▶ _DESCRIPTION OF THE TASK_: Copy out each line that mentions the word "Advance".

▶ _RECORD EXCERPTS_:
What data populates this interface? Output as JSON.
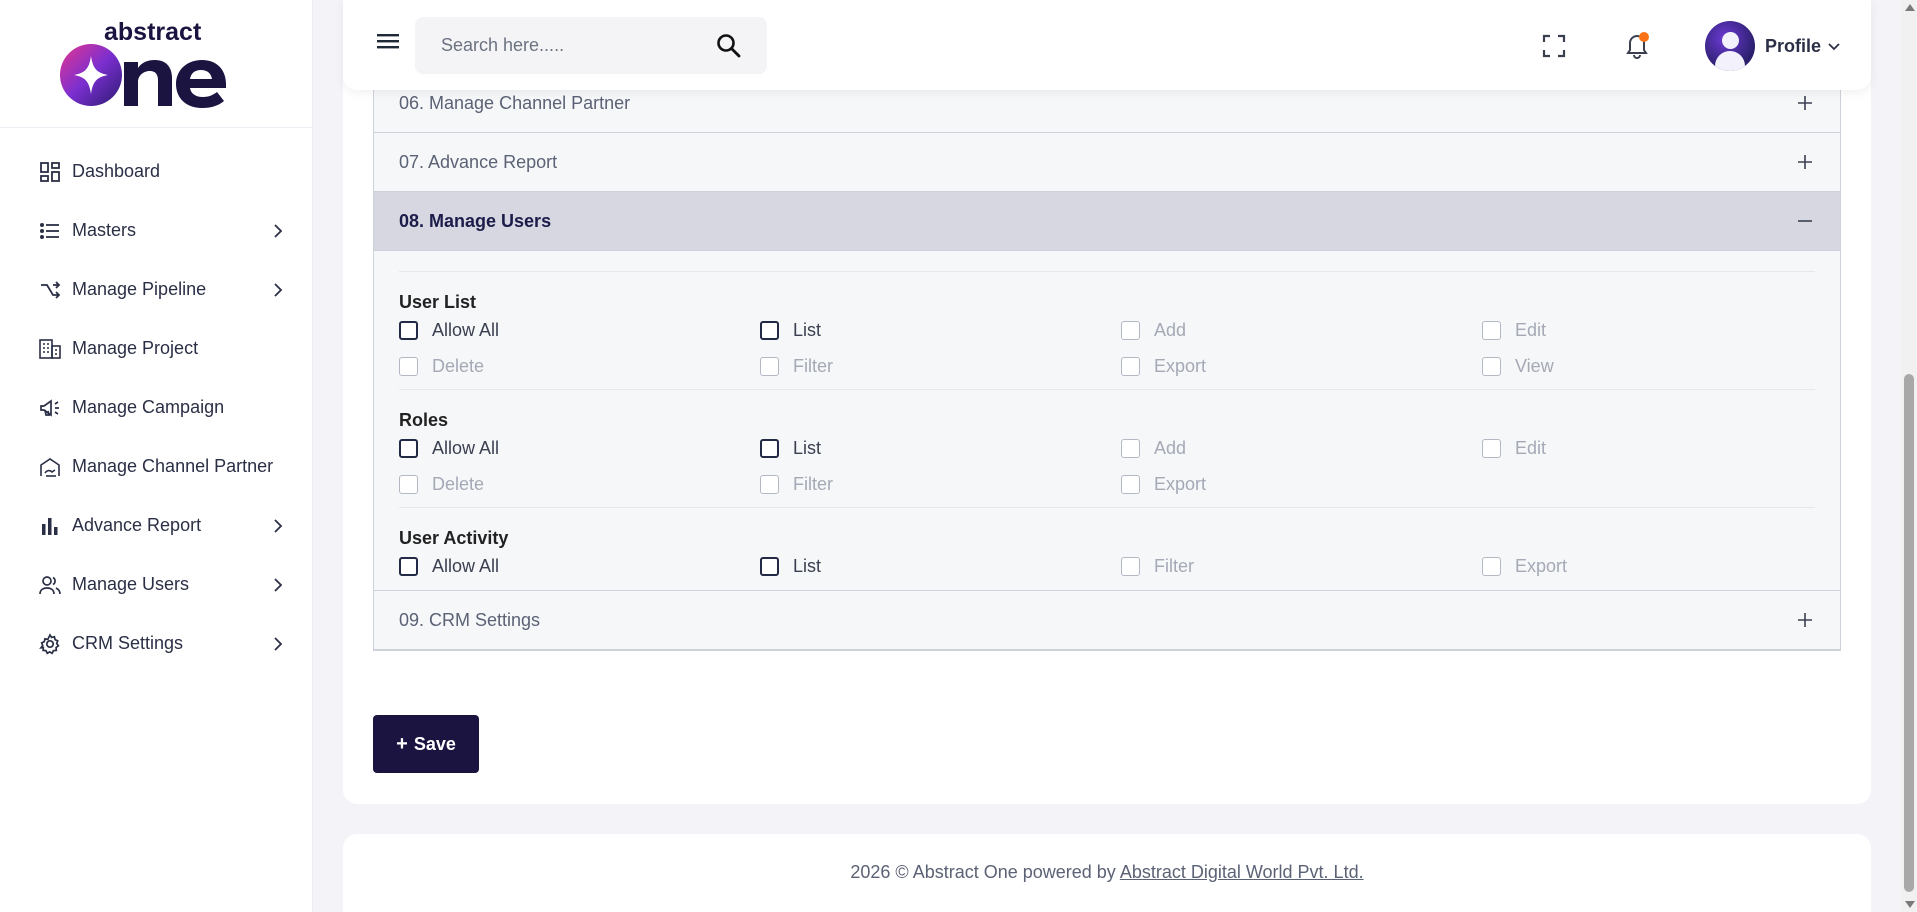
{
  "brand": {
    "logo_top": "abstract",
    "logo_bottom": "One"
  },
  "sidebar": {
    "items": [
      {
        "label": "Dashboard",
        "icon": "dashboard-icon",
        "has_children": false
      },
      {
        "label": "Masters",
        "icon": "list-icon",
        "has_children": true
      },
      {
        "label": "Manage Pipeline",
        "icon": "pipeline-icon",
        "has_children": true
      },
      {
        "label": "Manage Project",
        "icon": "building-icon",
        "has_children": false
      },
      {
        "label": "Manage Campaign",
        "icon": "megaphone-icon",
        "has_children": false
      },
      {
        "label": "Manage Channel Partner",
        "icon": "handshake-icon",
        "has_children": false
      },
      {
        "label": "Advance Report",
        "icon": "bar-chart-icon",
        "has_children": true
      },
      {
        "label": "Manage Users",
        "icon": "users-icon",
        "has_children": true
      },
      {
        "label": "CRM Settings",
        "icon": "gear-icon",
        "has_children": true
      }
    ]
  },
  "header": {
    "search_placeholder": "Search here.....",
    "profile_label": "Profile",
    "notification_dot_color": "#f97316"
  },
  "accordion": {
    "sections": [
      {
        "title": "06. Manage Channel Partner",
        "open": false
      },
      {
        "title": "07. Advance Report",
        "open": false
      },
      {
        "title": "08. Manage Users",
        "open": true
      },
      {
        "title": "09. CRM Settings",
        "open": false
      }
    ],
    "open_section": {
      "groups": [
        {
          "title": "User List",
          "perms": [
            {
              "label": "Allow All",
              "enabled": true,
              "checked": false
            },
            {
              "label": "List",
              "enabled": true,
              "checked": false
            },
            {
              "label": "Add",
              "enabled": false,
              "checked": false
            },
            {
              "label": "Edit",
              "enabled": false,
              "checked": false
            },
            {
              "label": "Delete",
              "enabled": false,
              "checked": false
            },
            {
              "label": "Filter",
              "enabled": false,
              "checked": false
            },
            {
              "label": "Export",
              "enabled": false,
              "checked": false
            },
            {
              "label": "View",
              "enabled": false,
              "checked": false
            }
          ]
        },
        {
          "title": "Roles",
          "perms": [
            {
              "label": "Allow All",
              "enabled": true,
              "checked": false
            },
            {
              "label": "List",
              "enabled": true,
              "checked": false
            },
            {
              "label": "Add",
              "enabled": false,
              "checked": false
            },
            {
              "label": "Edit",
              "enabled": false,
              "checked": false
            },
            {
              "label": "Delete",
              "enabled": false,
              "checked": false
            },
            {
              "label": "Filter",
              "enabled": false,
              "checked": false
            },
            {
              "label": "Export",
              "enabled": false,
              "checked": false
            }
          ]
        },
        {
          "title": "User Activity",
          "perms": [
            {
              "label": "Allow All",
              "enabled": true,
              "checked": false
            },
            {
              "label": "List",
              "enabled": true,
              "checked": false
            },
            {
              "label": "Filter",
              "enabled": false,
              "checked": false
            },
            {
              "label": "Export",
              "enabled": false,
              "checked": false
            }
          ]
        }
      ]
    }
  },
  "actions": {
    "save_label": "Save"
  },
  "footer": {
    "text": "2026 © Abstract One powered by",
    "link": "Abstract Digital World Pvt. Ltd."
  },
  "colors": {
    "brand_dark": "#1b1340",
    "accent_purple": "#6d3bd6",
    "open_header_bg": "#d6d7e1"
  }
}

▶ _REPLY_:
        "label": "Advance Report",
        "title": "07. Advance Report",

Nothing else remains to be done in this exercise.